- _Directions_
Return the full listing exactly as it is written.

==============================

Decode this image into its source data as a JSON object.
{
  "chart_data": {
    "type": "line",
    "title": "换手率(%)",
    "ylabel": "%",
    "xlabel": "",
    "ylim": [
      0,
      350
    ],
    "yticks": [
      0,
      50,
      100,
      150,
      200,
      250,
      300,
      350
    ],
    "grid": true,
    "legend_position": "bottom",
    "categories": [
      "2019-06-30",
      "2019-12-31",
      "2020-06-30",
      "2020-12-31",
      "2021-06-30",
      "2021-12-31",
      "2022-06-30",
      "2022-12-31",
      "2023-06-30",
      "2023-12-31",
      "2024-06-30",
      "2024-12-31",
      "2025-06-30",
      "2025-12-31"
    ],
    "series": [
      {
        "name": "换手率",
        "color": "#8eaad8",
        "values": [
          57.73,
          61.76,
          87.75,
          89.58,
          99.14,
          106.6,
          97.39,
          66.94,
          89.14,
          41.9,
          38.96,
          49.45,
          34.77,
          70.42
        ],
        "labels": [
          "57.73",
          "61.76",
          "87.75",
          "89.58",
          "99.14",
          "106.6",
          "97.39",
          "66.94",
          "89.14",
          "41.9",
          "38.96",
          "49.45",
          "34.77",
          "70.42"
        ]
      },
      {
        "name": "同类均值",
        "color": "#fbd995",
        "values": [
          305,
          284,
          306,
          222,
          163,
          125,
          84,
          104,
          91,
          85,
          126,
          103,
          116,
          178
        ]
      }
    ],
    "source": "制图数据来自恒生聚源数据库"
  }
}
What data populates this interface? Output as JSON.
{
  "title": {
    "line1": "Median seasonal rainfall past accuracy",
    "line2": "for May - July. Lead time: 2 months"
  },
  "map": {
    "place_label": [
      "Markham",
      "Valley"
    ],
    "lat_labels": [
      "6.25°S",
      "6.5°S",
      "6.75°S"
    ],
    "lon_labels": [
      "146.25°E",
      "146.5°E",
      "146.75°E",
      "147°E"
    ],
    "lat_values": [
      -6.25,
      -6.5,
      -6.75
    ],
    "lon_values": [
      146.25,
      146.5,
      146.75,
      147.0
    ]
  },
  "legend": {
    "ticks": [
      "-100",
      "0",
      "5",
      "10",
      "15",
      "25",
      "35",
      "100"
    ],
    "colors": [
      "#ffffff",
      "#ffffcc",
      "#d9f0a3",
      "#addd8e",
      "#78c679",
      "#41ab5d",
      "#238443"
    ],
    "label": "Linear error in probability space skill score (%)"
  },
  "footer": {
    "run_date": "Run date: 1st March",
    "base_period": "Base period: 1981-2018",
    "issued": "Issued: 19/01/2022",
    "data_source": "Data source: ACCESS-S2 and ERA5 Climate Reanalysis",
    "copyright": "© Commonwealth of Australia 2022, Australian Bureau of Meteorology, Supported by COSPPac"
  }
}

==============================

- _Written solution_
Decode this image into its source data as a JSON object.
{
  "chart_data": {
    "type": "line",
    "title": "换手率(%)",
    "ylabel": "%",
    "xlabel": "",
    "ylim": [
      0,
      350
    ],
    "yticks": [
      0,
      50,
      100,
      150,
      200,
      250,
      300,
      350
    ],
    "grid": true,
    "legend_position": "bottom",
    "categories": [
      "2019-06-30",
      "2019-12-31",
      "2020-06-30",
      "2020-12-31",
      "2021-06-30",
      "2021-12-31",
      "2022-06-30",
      "2022-12-31",
      "2023-06-30",
      "2023-12-31",
      "2024-06-30",
      "2024-12-31",
      "2025-06-30",
      "2025-12-31"
    ],
    "series": [
      {
        "name": "换手率",
        "color": "#8eaad8",
        "values": [
          57.73,
          61.76,
          87.75,
          89.58,
          99.14,
          106.6,
          97.39,
          66.94,
          89.14,
          41.9,
          38.96,
          49.45,
          34.77,
          70.42
        ],
        "labels": [
          "57.73",
          "61.76",
          "87.75",
          "89.58",
          "99.14",
          "106.6",
          "97.39",
          "66.94",
          "89.14",
          "41.9",
          "38.96",
          "49.45",
          "34.77",
          "70.42"
        ]
      },
      {
        "name": "同类均值",
        "color": "#fbd995",
        "values": [
          305,
          284,
          306,
          222,
          163,
          125,
          84,
          104,
          91,
          85,
          126,
          103,
          116,
          178
        ]
      }
    ],
    "source": "制图数据来自恒生聚源数据库"
  }
}
What data populates this interface? Output as JSON.
{
  "title": {
    "line1": "Median seasonal rainfall past accuracy",
    "line2": "for May - July. Lead time: 2 months"
  },
  "map": {
    "place_label": [
      "Markham",
      "Valley"
    ],
    "lat_labels": [
      "6.25°S",
      "6.5°S",
      "6.75°S"
    ],
    "lon_labels": [
      "146.25°E",
      "146.5°E",
      "146.75°E",
      "147°E"
    ],
    "lat_values": [
      -6.25,
      -6.5,
      -6.75
    ],
    "lon_values": [
      146.25,
      146.5,
      146.75,
      147.0
    ]
  },
  "legend": {
    "ticks": [
      "-100",
      "0",
      "5",
      "10",
      "15",
      "25",
      "35",
      "100"
    ],
    "colors": [
      "#ffffff",
      "#ffffcc",
      "#d9f0a3",
      "#addd8e",
      "#78c679",
      "#41ab5d",
      "#238443"
    ],
    "label": "Linear error in probability space skill score (%)"
  },
  "footer": {
    "run_date": "Run date: 1st March",
    "base_period": "Base period: 1981-2018",
    "issued": "Issued: 19/01/2022",
    "data_source": "Data source: ACCESS-S2 and ERA5 Climate Reanalysis",
    "copyright": "© Commonwealth of Australia 2022, Australian Bureau of Meteorology, Supported by COSPPac"
  }
}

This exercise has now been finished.